- **Entries**
——

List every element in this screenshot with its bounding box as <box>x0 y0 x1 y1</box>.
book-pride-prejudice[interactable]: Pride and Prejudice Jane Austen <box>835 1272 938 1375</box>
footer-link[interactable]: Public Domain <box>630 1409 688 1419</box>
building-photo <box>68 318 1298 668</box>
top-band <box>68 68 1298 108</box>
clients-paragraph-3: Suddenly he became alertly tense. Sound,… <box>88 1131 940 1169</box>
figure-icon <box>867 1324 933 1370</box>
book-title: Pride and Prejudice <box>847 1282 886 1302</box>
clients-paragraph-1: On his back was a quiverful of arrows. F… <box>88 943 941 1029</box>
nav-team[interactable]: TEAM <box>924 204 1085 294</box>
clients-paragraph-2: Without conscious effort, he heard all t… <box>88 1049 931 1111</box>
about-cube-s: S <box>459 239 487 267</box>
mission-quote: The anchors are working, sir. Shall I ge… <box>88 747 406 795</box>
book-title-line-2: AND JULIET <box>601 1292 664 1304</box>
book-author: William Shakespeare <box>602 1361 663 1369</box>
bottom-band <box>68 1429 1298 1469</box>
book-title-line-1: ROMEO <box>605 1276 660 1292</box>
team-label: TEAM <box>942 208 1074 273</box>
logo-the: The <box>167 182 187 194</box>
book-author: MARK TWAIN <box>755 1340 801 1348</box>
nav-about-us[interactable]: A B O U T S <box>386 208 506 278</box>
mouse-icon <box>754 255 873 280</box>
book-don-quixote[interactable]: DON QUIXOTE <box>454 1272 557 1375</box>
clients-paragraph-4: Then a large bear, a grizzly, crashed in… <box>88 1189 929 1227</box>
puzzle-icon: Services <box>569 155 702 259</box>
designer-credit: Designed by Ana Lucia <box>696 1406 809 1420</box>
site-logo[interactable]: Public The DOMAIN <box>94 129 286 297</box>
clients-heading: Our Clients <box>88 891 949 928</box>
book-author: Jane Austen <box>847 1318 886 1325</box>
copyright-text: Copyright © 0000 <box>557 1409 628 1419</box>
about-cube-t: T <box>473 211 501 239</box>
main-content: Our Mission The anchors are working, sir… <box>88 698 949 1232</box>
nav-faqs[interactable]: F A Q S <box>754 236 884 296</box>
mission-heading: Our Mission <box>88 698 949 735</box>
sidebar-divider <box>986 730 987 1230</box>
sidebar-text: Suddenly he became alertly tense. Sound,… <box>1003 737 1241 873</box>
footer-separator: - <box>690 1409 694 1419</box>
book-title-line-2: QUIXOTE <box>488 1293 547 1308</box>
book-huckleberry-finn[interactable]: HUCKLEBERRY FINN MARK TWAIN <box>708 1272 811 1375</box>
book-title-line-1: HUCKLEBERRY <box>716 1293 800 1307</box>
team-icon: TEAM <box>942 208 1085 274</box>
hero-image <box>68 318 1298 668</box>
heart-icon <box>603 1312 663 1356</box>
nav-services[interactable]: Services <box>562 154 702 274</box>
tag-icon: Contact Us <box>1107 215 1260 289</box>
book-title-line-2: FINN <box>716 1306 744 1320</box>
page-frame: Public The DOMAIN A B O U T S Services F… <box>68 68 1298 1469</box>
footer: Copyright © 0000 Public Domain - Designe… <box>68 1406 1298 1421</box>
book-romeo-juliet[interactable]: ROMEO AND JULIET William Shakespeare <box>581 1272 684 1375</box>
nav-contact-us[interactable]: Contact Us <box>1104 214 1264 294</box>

——

- **Goal**
Copy out every line of the data above, keeping each one identical to the original.

- **Answer to the exercise**
List every element in this screenshot with its bounding box as <box>x0 y0 x1 y1</box>.
book-pride-prejudice[interactable]: Pride and Prejudice Jane Austen <box>835 1272 938 1375</box>
footer-link[interactable]: Public Domain <box>630 1409 688 1419</box>
building-photo <box>68 318 1298 668</box>
top-band <box>68 68 1298 108</box>
clients-paragraph-3: Suddenly he became alertly tense. Sound,… <box>88 1131 940 1169</box>
figure-icon <box>867 1324 933 1370</box>
book-title: Pride and Prejudice <box>847 1282 886 1302</box>
clients-paragraph-1: On his back was a quiverful of arrows. F… <box>88 943 941 1029</box>
nav-team[interactable]: TEAM <box>924 204 1085 294</box>
clients-paragraph-2: Without conscious effort, he heard all t… <box>88 1049 931 1111</box>
about-cube-s: S <box>459 239 487 267</box>
mission-quote: The anchors are working, sir. Shall I ge… <box>88 747 406 795</box>
book-title-line-2: AND JULIET <box>601 1292 664 1304</box>
book-author: William Shakespeare <box>602 1361 663 1369</box>
bottom-band <box>68 1429 1298 1469</box>
book-title-line-1: ROMEO <box>605 1276 660 1292</box>
team-label: TEAM <box>942 208 1074 273</box>
logo-the: The <box>167 182 187 194</box>
book-author: MARK TWAIN <box>755 1340 801 1348</box>
nav-about-us[interactable]: A B O U T S <box>386 208 506 278</box>
mouse-icon <box>754 255 873 280</box>
book-don-quixote[interactable]: DON QUIXOTE <box>454 1272 557 1375</box>
clients-paragraph-4: Then a large bear, a grizzly, crashed in… <box>88 1189 929 1227</box>
puzzle-icon: Services <box>569 155 702 259</box>
designer-credit: Designed by Ana Lucia <box>696 1406 809 1420</box>
site-logo[interactable]: Public The DOMAIN <box>94 129 286 297</box>
clients-heading: Our Clients <box>88 891 949 928</box>
book-author: Jane Austen <box>847 1318 886 1325</box>
copyright-text: Copyright © 0000 <box>557 1409 628 1419</box>
about-cube-t: T <box>473 211 501 239</box>
main-content: Our Mission The anchors are working, sir… <box>88 698 949 1232</box>
nav-faqs[interactable]: F A Q S <box>754 236 884 296</box>
mission-heading: Our Mission <box>88 698 949 735</box>
sidebar-divider <box>986 730 987 1230</box>
sidebar-text: Suddenly he became alertly tense. Sound,… <box>1003 737 1241 873</box>
footer-separator: - <box>690 1409 694 1419</box>
book-title-line-2: QUIXOTE <box>488 1293 547 1308</box>
book-huckleberry-finn[interactable]: HUCKLEBERRY FINN MARK TWAIN <box>708 1272 811 1375</box>
book-title-line-1: HUCKLEBERRY <box>716 1293 800 1307</box>
team-icon: TEAM <box>942 208 1085 274</box>
hero-image <box>68 318 1298 668</box>
heart-icon <box>603 1312 663 1356</box>
nav-services[interactable]: Services <box>562 154 702 274</box>
tag-icon: Contact Us <box>1107 215 1260 289</box>
book-title-line-2: FINN <box>716 1306 744 1320</box>
page-frame: Public The DOMAIN A B O U T S Services F… <box>68 68 1298 1469</box>
footer: Copyright © 0000 Public Domain - Designe… <box>68 1406 1298 1421</box>
book-romeo-juliet[interactable]: ROMEO AND JULIET William Shakespeare <box>581 1272 684 1375</box>
nav-contact-us[interactable]: Contact Us <box>1104 214 1264 294</box>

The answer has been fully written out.